Dataset items:
+ + + +
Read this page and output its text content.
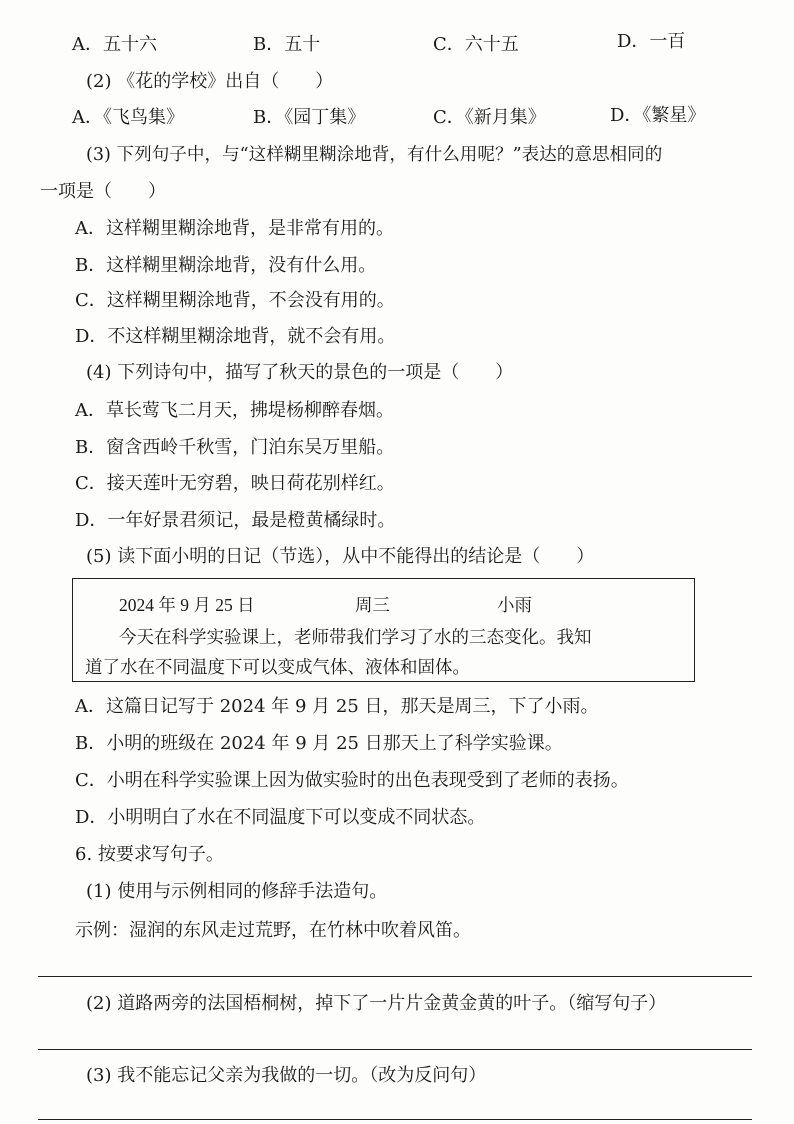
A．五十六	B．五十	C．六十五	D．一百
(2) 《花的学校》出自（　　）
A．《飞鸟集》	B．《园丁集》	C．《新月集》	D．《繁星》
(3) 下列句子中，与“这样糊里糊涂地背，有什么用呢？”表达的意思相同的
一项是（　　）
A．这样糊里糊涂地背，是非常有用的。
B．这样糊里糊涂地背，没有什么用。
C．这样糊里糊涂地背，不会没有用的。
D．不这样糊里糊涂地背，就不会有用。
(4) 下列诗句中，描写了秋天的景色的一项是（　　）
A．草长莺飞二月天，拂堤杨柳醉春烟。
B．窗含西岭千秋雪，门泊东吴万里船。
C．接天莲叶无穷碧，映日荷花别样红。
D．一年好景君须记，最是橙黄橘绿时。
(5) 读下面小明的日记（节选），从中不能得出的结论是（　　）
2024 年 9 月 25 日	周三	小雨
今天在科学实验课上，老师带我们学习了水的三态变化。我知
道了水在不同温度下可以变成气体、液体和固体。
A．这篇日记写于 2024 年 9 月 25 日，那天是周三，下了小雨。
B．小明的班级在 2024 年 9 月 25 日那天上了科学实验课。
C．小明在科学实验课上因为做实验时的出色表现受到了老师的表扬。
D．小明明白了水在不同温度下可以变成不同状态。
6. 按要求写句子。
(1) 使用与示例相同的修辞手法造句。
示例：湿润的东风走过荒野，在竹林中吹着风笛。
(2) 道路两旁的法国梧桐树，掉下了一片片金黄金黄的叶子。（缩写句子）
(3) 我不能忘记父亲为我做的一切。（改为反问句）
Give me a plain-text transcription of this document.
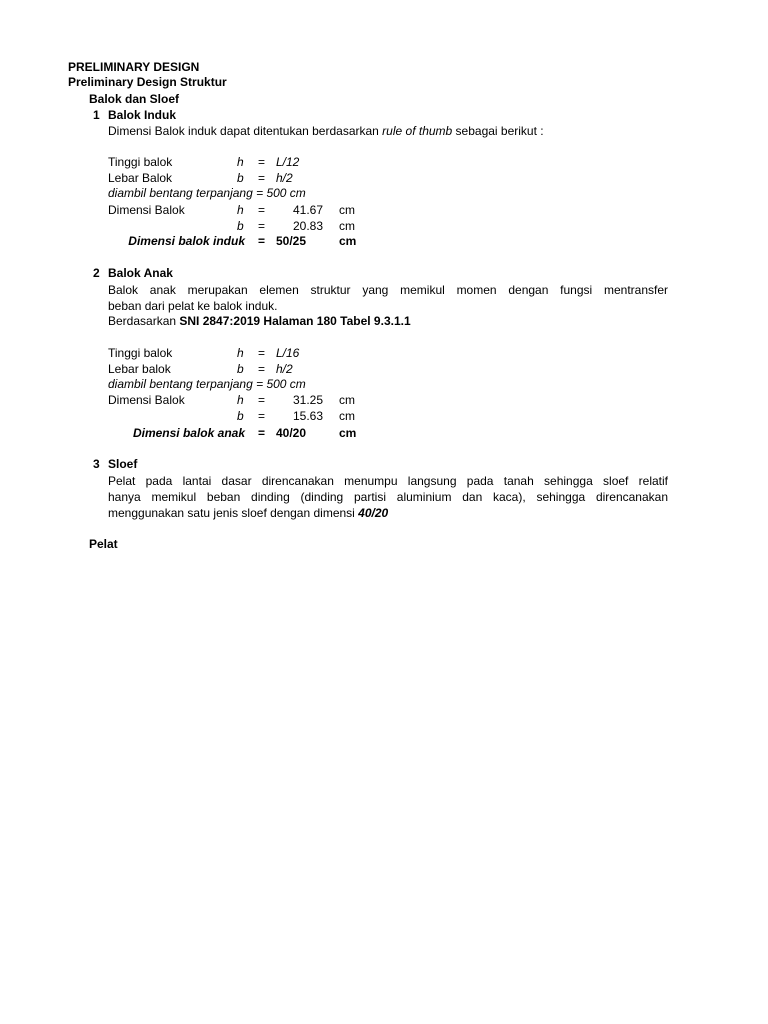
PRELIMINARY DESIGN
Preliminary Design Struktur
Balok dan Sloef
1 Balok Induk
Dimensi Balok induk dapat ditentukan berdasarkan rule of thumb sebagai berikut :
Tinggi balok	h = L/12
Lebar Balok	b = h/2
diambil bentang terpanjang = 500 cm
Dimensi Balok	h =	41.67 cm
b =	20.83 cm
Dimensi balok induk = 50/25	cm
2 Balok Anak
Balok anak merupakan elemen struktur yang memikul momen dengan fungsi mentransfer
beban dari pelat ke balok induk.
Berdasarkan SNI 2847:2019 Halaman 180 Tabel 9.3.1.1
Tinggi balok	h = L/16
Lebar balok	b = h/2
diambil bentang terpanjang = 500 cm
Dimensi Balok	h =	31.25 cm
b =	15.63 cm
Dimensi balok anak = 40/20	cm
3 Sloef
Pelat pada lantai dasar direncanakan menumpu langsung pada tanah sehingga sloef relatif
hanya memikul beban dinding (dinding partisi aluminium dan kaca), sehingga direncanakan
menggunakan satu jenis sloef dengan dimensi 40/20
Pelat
+ + + +
## What you will do
Check each line of the records above for the word "direncanakan", then give the number of lines that have it, with no other words.

## Task solution
2